Repeat the material below exactly, line for line.

Items from a dataset
__________________________________________________

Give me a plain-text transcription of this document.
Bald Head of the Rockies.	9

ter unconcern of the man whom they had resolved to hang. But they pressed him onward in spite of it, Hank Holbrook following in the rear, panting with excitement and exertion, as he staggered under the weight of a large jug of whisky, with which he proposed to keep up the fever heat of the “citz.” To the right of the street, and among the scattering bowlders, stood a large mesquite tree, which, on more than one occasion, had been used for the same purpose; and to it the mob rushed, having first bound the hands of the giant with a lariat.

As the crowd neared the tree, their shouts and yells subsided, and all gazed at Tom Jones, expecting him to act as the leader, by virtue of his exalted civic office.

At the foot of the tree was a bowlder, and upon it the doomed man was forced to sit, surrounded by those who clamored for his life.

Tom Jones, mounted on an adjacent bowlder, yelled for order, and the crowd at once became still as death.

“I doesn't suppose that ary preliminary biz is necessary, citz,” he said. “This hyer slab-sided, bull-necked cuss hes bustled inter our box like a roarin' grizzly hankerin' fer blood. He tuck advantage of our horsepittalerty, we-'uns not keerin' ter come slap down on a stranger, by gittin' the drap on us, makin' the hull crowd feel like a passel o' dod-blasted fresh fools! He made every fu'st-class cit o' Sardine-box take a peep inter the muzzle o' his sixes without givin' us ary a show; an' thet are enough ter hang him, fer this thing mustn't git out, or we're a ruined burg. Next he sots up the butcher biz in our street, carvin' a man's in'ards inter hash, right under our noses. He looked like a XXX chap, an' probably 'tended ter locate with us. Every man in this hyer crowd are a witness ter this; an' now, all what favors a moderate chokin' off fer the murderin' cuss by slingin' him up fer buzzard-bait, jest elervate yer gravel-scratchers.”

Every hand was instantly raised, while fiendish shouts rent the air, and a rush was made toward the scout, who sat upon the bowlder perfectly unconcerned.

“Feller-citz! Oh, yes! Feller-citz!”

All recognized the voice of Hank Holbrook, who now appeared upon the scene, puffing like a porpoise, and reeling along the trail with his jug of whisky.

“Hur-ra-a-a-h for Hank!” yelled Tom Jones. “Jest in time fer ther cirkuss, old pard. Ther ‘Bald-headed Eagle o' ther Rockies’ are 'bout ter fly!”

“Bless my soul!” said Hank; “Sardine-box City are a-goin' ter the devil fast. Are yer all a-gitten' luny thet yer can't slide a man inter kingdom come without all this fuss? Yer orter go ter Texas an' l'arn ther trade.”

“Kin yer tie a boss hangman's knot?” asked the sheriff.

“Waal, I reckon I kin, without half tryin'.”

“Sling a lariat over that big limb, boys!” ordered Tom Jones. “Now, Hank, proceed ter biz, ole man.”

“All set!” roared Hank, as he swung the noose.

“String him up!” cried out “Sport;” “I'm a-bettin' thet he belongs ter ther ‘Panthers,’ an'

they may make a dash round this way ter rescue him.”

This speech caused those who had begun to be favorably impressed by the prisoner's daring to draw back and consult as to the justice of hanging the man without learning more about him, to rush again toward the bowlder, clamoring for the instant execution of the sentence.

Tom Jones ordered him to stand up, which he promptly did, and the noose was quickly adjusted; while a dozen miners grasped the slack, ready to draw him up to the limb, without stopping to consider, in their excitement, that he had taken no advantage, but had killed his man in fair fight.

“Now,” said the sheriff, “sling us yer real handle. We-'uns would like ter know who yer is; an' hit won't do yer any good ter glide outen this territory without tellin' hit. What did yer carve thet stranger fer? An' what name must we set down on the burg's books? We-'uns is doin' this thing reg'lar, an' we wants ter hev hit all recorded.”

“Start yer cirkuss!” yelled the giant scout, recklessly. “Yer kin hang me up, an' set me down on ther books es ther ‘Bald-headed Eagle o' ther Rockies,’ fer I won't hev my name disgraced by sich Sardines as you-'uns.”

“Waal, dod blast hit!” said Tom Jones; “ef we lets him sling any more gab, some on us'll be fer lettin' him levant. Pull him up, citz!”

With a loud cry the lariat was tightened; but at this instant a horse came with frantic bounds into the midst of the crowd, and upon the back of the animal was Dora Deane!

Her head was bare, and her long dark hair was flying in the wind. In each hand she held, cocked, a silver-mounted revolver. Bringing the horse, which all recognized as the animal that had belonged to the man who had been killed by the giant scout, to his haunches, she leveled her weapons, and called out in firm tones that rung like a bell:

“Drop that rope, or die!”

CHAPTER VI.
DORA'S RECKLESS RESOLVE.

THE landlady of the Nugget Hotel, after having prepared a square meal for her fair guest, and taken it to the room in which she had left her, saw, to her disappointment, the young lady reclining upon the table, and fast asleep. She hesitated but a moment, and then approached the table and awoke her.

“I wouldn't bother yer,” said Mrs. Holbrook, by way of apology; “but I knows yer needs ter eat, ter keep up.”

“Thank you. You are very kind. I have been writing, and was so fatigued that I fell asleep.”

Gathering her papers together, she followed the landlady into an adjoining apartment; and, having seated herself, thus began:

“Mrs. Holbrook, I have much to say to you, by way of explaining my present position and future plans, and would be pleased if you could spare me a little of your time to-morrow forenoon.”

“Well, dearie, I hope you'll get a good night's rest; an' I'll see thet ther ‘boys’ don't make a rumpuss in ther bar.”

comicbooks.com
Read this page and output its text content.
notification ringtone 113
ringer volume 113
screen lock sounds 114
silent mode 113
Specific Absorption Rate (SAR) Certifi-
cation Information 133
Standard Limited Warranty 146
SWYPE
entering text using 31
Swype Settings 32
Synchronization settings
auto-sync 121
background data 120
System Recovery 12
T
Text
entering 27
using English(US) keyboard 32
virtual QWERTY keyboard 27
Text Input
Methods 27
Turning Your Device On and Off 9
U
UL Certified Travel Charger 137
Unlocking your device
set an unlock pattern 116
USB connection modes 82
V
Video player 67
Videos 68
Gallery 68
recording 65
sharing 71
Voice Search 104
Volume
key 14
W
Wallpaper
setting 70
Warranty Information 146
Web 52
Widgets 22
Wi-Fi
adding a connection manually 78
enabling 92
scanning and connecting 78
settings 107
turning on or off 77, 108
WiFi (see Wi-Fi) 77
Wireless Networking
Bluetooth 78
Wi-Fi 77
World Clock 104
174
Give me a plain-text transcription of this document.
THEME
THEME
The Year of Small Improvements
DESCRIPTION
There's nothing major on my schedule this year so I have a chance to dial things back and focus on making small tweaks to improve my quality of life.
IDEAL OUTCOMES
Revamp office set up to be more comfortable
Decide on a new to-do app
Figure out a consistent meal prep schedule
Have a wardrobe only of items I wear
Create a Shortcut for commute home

__________________________________________________

## TASK RESULT:
Give me a plain-text transcription of this document.
Bald Head of the Rockies.	9

ter unconcern of the man whom they had resolved to hang. But they pressed him onward in spite of it, Hank Holbrook following in the rear, panting with excitement and exertion, as he staggered under the weight of a large jug of whisky, with which he proposed to keep up the fever heat of the “citz.” To the right of the street, and among the scattering bowlders, stood a large mesquite tree, which, on more than one occasion, had been used for the same purpose; and to it the mob rushed, having first bound the hands of the giant with a lariat.

As the crowd neared the tree, their shouts and yells subsided, and all gazed at Tom Jones, expecting him to act as the leader, by virtue of his exalted civic office.

At the foot of the tree was a bowlder, and upon it the doomed man was forced to sit, surrounded by those who clamored for his life.

Tom Jones, mounted on an adjacent bowlder, yelled for order, and the crowd at once became still as death.

“I doesn't suppose that ary preliminary biz is necessary, citz,” he said. “This hyer slab-sided, bull-necked cuss hes bustled inter our box like a roarin' grizzly hankerin' fer blood. He tuck advantage of our horsepittalerty, we-'uns not keerin' ter come slap down on a stranger, by gittin' the drap on us, makin' the hull crowd feel like a passel o' dod-blasted fresh fools! He made every fu'st-class cit o' Sardine-box take a peep inter the muzzle o' his sixes without givin' us ary a show; an' thet are enough ter hang him, fer this thing mustn't git out, or we're a ruined burg. Next he sots up the butcher biz in our street, carvin' a man's in'ards inter hash, right under our noses. He looked like a XXX chap, an' probably 'tended ter locate with us. Every man in this hyer crowd are a witness ter this; an' now, all what favors a moderate chokin' off fer the murderin' cuss by slingin' him up fer buzzard-bait, jest elervate yer gravel-scratchers.”

Every hand was instantly raised, while fiendish shouts rent the air, and a rush was made toward the scout, who sat upon the bowlder perfectly unconcerned.

“Feller-citz! Oh, yes! Feller-citz!”

All recognized the voice of Hank Holbrook, who now appeared upon the scene, puffing like a porpoise, and reeling along the trail with his jug of whisky.

“Hur-ra-a-a-h for Hank!” yelled Tom Jones. “Jest in time fer ther cirkuss, old pard. Ther ‘Bald-headed Eagle o' ther Rockies’ are 'bout ter fly!”

“Bless my soul!” said Hank; “Sardine-box City are a-goin' ter the devil fast. Are yer all a-gitten' luny thet yer can't slide a man inter kingdom come without all this fuss? Yer orter go ter Texas an' l'arn ther trade.”

“Kin yer tie a boss hangman's knot?” asked the sheriff.

“Waal, I reckon I kin, without half tryin'.”

“Sling a lariat over that big limb, boys!” ordered Tom Jones. “Now, Hank, proceed ter biz, ole man.”

“All set!” roared Hank, as he swung the noose.

“String him up!” cried out “Sport;” “I'm a-bettin' thet he belongs ter ther ‘Panthers,’ an'

they may make a dash round this way ter rescue him.”

This speech caused those who had begun to be favorably impressed by the prisoner's daring to draw back and consult as to the justice of hanging the man without learning more about him, to rush again toward the bowlder, clamoring for the instant execution of the sentence.

Tom Jones ordered him to stand up, which he promptly did, and the noose was quickly adjusted; while a dozen miners grasped the slack, ready to draw him up to the limb, without stopping to consider, in their excitement, that he had taken no advantage, but had killed his man in fair fight.

“Now,” said the sheriff, “sling us yer real handle. We-'uns would like ter know who yer is; an' hit won't do yer any good ter glide outen this territory without tellin' hit. What did yer carve thet stranger fer? An' what name must we set down on the burg's books? We-'uns is doin' this thing reg'lar, an' we wants ter hev hit all recorded.”

“Start yer cirkuss!” yelled the giant scout, recklessly. “Yer kin hang me up, an' set me down on ther books es ther ‘Bald-headed Eagle o' ther Rockies,’ fer I won't hev my name disgraced by sich Sardines as you-'uns.”

“Waal, dod blast hit!” said Tom Jones; “ef we lets him sling any more gab, some on us'll be fer lettin' him levant. Pull him up, citz!”

With a loud cry the lariat was tightened; but at this instant a horse came with frantic bounds into the midst of the crowd, and upon the back of the animal was Dora Deane!

Her head was bare, and her long dark hair was flying in the wind. In each hand she held, cocked, a silver-mounted revolver. Bringing the horse, which all recognized as the animal that had belonged to the man who had been killed by the giant scout, to his haunches, she leveled her weapons, and called out in firm tones that rung like a bell:

“Drop that rope, or die!”

CHAPTER VI.
DORA'S RECKLESS RESOLVE.

THE landlady of the Nugget Hotel, after having prepared a square meal for her fair guest, and taken it to the room in which she had left her, saw, to her disappointment, the young lady reclining upon the table, and fast asleep. She hesitated but a moment, and then approached the table and awoke her.

“I wouldn't bother yer,” said Mrs. Holbrook, by way of apology; “but I knows yer needs ter eat, ter keep up.”

“Thank you. You are very kind. I have been writing, and was so fatigued that I fell asleep.”

Gathering her papers together, she followed the landlady into an adjoining apartment; and, having seated herself, thus began:

“Mrs. Holbrook, I have much to say to you, by way of explaining my present position and future plans, and would be pleased if you could spare me a little of your time to-morrow forenoon.”

“Well, dearie, I hope you'll get a good night's rest; an' I'll see thet ther ‘boys’ don't make a rumpuss in ther bar.”

comicbooks.com
Read this page and output its text content.
notification ringtone 113
ringer volume 113
screen lock sounds 114
silent mode 113
Specific Absorption Rate (SAR) Certifi-
cation Information 133
Standard Limited Warranty 146
SWYPE
entering text using 31
Swype Settings 32
Synchronization settings
auto-sync 121
background data 120
System Recovery 12
T
Text
entering 27
using English(US) keyboard 32
virtual QWERTY keyboard 27
Text Input
Methods 27
Turning Your Device On and Off 9
U
UL Certified Travel Charger 137
Unlocking your device
set an unlock pattern 116
USB connection modes 82
V
Video player 67
Videos 68
Gallery 68
recording 65
sharing 71
Voice Search 104
Volume
key 14
W
Wallpaper
setting 70
Warranty Information 146
Web 52
Widgets 22
Wi-Fi
adding a connection manually 78
enabling 92
scanning and connecting 78
settings 107
turning on or off 77, 108
WiFi (see Wi-Fi) 77
Wireless Networking
Bluetooth 78
Wi-Fi 77
World Clock 104
174
Give me a plain-text transcription of this document.
THEME
THEME
The Year of Small Improvements
DESCRIPTION
There's nothing major on my schedule this year so I have a chance to dial things back and focus on making small tweaks to improve my quality of life.
IDEAL OUTCOMES
Revamp office set up to be more comfortable
Decide on a new to-do app
Figure out a consistent meal prep schedule
Have a wardrobe only of items I wear
Create a Shortcut for commute home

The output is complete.